Items from a dataset
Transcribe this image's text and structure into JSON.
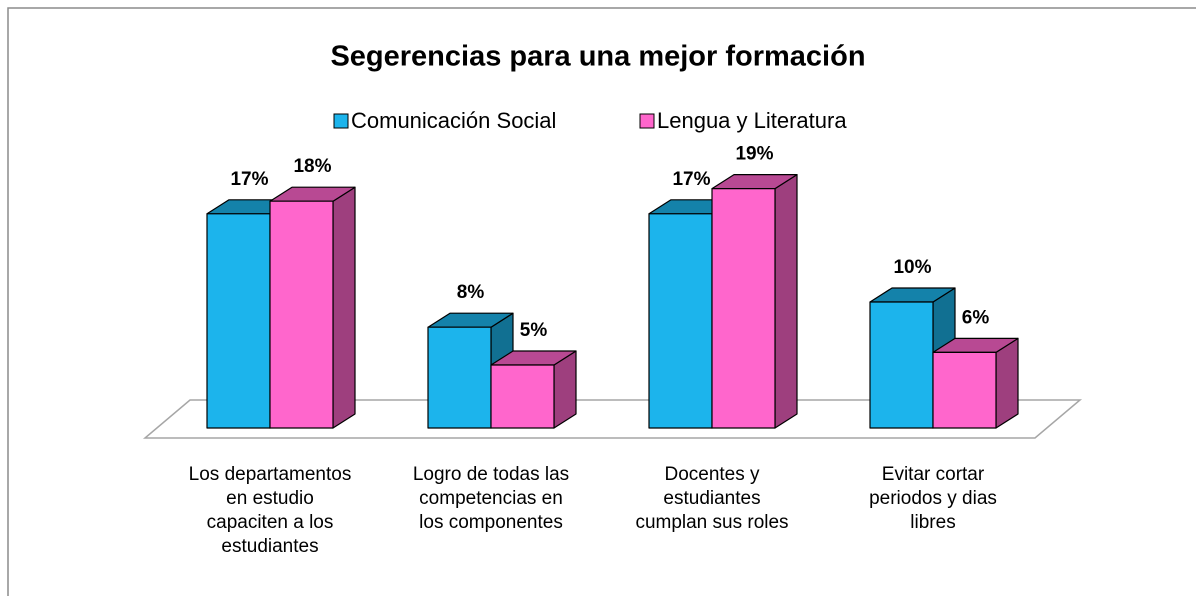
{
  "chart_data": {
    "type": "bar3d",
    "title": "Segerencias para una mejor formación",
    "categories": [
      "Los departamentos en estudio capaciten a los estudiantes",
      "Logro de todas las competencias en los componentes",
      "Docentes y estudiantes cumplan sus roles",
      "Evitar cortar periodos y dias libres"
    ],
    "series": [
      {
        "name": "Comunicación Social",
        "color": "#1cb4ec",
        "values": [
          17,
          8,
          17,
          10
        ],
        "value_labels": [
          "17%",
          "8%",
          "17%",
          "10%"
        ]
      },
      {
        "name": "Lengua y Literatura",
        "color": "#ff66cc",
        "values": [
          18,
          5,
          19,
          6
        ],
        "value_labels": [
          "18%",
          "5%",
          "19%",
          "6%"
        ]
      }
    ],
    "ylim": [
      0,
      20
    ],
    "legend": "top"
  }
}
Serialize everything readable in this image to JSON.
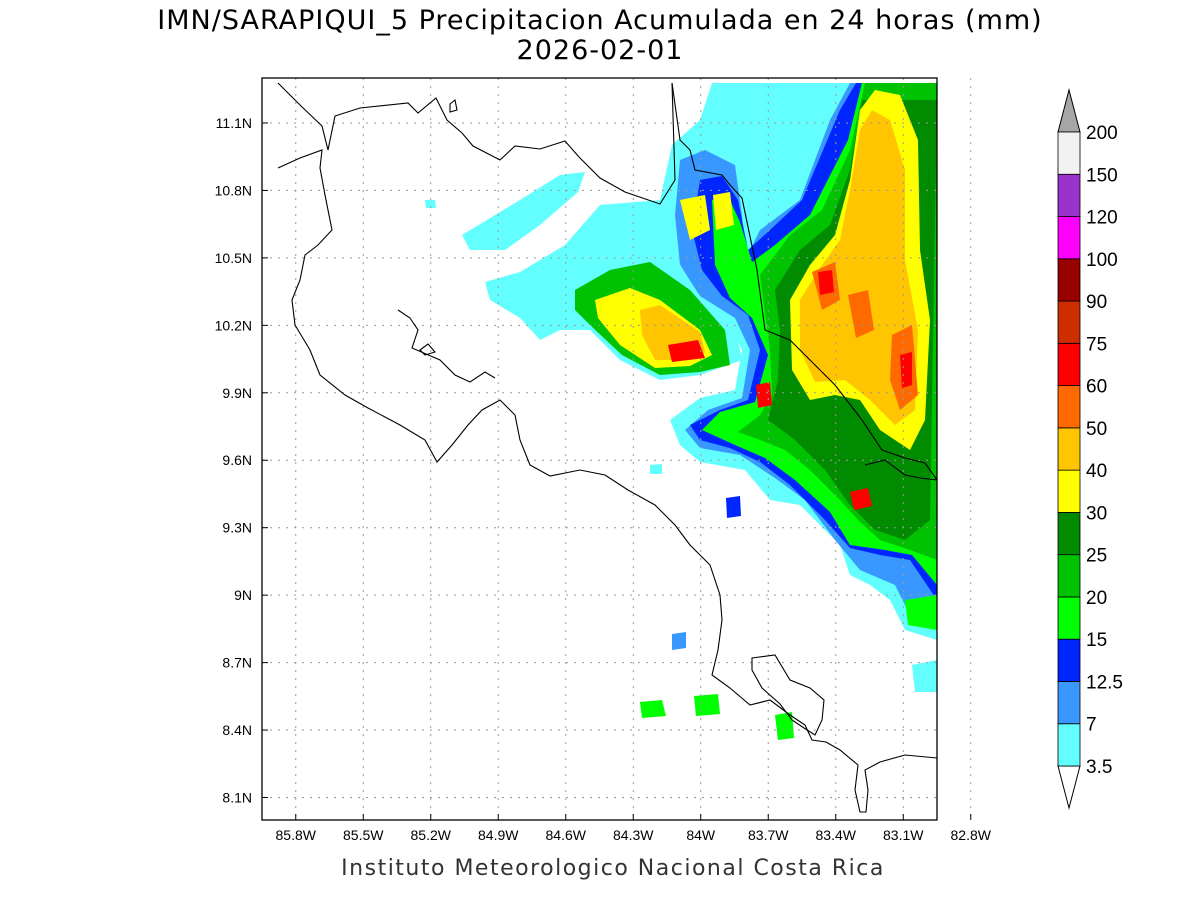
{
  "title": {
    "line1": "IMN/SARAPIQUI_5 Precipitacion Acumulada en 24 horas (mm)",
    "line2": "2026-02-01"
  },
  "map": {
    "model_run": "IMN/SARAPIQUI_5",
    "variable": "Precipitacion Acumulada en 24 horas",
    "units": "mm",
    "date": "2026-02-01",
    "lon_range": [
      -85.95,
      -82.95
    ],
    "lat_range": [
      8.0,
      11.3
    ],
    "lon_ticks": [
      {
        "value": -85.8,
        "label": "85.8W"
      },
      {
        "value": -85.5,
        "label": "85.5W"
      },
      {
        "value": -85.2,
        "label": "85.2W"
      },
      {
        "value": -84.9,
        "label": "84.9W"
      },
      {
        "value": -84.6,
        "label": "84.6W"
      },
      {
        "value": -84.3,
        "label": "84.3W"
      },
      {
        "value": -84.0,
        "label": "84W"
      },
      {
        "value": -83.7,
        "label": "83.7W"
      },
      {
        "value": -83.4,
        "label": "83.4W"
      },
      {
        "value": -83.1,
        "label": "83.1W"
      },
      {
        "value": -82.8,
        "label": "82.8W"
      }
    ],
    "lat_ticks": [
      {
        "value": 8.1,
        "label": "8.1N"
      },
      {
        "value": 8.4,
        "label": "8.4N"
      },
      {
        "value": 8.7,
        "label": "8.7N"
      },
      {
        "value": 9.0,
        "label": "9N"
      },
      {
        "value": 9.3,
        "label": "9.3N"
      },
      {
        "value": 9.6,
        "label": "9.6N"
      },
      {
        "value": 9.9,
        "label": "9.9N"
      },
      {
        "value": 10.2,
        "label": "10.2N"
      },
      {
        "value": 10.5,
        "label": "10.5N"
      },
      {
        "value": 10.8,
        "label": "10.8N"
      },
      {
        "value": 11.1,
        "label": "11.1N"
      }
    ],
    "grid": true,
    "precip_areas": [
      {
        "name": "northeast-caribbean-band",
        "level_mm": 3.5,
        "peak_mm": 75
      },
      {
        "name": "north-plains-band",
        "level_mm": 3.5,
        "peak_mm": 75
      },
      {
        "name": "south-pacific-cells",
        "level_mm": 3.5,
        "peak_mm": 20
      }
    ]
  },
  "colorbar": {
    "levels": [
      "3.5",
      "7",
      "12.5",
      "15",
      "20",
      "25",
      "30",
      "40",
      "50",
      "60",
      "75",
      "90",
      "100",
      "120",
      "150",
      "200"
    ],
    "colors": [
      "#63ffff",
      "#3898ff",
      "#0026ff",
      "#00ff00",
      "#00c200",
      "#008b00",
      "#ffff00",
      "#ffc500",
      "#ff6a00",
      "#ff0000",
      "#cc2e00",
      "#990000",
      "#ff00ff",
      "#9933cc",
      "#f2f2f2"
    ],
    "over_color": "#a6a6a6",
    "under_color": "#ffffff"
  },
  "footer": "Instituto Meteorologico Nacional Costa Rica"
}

Exercise task
Copy out every line from the data above that has "name" in it.

Exercise response
        "name": "Comunicación Social",
        "name": "Lengua y Literatura",
        "name": "northeast-caribbean-band",
        "name": "north-plains-band",
        "name": "south-pacific-cells",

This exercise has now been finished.